What the exercise asks -> Select the lines that hold the word "volume" and copy each one.

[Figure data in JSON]

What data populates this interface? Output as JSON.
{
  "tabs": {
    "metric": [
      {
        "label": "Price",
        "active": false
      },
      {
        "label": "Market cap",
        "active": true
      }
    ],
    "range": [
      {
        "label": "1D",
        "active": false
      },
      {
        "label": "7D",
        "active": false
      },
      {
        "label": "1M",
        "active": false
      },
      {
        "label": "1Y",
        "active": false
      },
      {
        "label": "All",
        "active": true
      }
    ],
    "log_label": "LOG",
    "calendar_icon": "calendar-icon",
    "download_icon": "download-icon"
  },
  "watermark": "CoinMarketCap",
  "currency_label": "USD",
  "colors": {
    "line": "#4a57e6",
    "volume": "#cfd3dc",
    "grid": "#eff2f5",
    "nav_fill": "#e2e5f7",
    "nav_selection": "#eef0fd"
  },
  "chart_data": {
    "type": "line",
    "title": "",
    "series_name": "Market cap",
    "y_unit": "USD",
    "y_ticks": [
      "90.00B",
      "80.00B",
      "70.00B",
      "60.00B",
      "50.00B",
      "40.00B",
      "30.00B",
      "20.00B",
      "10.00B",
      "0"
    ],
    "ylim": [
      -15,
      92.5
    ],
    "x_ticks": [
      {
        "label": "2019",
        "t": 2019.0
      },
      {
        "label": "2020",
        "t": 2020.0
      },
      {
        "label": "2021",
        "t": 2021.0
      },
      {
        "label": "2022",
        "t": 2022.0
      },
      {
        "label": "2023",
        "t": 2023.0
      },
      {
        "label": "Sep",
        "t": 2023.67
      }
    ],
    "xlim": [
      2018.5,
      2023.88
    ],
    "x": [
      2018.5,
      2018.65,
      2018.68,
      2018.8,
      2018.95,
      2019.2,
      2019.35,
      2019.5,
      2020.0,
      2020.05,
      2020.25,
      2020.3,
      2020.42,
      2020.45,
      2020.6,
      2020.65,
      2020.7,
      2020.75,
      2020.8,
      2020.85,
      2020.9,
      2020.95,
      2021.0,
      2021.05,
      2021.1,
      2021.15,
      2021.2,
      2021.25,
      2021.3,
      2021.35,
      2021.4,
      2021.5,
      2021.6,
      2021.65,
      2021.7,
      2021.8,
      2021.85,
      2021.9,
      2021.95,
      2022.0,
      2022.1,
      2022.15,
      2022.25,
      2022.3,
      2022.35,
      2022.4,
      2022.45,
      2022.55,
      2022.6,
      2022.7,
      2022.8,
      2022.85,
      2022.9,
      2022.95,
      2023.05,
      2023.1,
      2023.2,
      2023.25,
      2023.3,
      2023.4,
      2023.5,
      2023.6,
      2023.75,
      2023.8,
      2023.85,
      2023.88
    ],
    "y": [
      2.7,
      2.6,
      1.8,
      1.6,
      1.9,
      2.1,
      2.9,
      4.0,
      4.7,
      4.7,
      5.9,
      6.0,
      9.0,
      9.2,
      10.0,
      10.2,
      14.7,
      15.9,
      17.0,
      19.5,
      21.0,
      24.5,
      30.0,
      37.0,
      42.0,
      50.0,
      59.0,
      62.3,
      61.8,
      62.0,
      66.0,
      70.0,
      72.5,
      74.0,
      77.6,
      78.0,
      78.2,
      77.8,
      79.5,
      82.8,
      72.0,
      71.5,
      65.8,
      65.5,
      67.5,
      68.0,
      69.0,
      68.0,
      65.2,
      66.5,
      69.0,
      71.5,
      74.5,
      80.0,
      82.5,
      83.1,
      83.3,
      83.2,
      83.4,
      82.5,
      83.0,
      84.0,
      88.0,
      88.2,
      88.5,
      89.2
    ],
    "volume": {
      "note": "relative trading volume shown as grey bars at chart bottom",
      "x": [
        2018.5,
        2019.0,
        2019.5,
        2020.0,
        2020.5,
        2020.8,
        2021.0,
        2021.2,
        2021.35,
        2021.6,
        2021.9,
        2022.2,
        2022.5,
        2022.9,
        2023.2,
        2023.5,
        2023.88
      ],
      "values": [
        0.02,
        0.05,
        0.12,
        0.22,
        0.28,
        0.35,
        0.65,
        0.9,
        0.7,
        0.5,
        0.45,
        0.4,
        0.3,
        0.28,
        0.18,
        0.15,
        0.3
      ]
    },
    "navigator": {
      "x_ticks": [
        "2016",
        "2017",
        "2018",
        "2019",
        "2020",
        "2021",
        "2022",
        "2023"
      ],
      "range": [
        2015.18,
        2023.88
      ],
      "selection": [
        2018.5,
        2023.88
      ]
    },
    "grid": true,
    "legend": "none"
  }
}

Result of the exercise ->
    "volume": "#cfd3dc",
    "volume": {
      "note": "relative trading volume shown as grey bars at chart bottom",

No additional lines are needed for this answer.